• [WHAT IS NEEDED]: Exactly repeat the full listing that follows.
::::
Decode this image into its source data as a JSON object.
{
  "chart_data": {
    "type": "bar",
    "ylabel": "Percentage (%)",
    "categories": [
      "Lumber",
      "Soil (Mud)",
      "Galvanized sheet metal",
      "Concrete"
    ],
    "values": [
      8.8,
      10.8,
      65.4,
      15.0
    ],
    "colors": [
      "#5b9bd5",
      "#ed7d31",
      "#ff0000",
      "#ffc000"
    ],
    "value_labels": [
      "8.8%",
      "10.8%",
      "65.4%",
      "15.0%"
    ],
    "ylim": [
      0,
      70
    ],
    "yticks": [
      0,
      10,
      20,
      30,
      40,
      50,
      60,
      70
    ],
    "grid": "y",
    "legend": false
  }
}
::::
• [FINAL RESULT]:
Decode this image into its source data as a JSON object.
{
  "chart_data": {
    "type": "bar",
    "ylabel": "Percentage (%)",
    "categories": [
      "Lumber",
      "Soil (Mud)",
      "Galvanized sheet metal",
      "Concrete"
    ],
    "values": [
      8.8,
      10.8,
      65.4,
      15.0
    ],
    "colors": [
      "#5b9bd5",
      "#ed7d31",
      "#ff0000",
      "#ffc000"
    ],
    "value_labels": [
      "8.8%",
      "10.8%",
      "65.4%",
      "15.0%"
    ],
    "ylim": [
      0,
      70
    ],
    "yticks": [
      0,
      10,
      20,
      30,
      40,
      50,
      60,
      70
    ],
    "grid": "y",
    "legend": false
  }
}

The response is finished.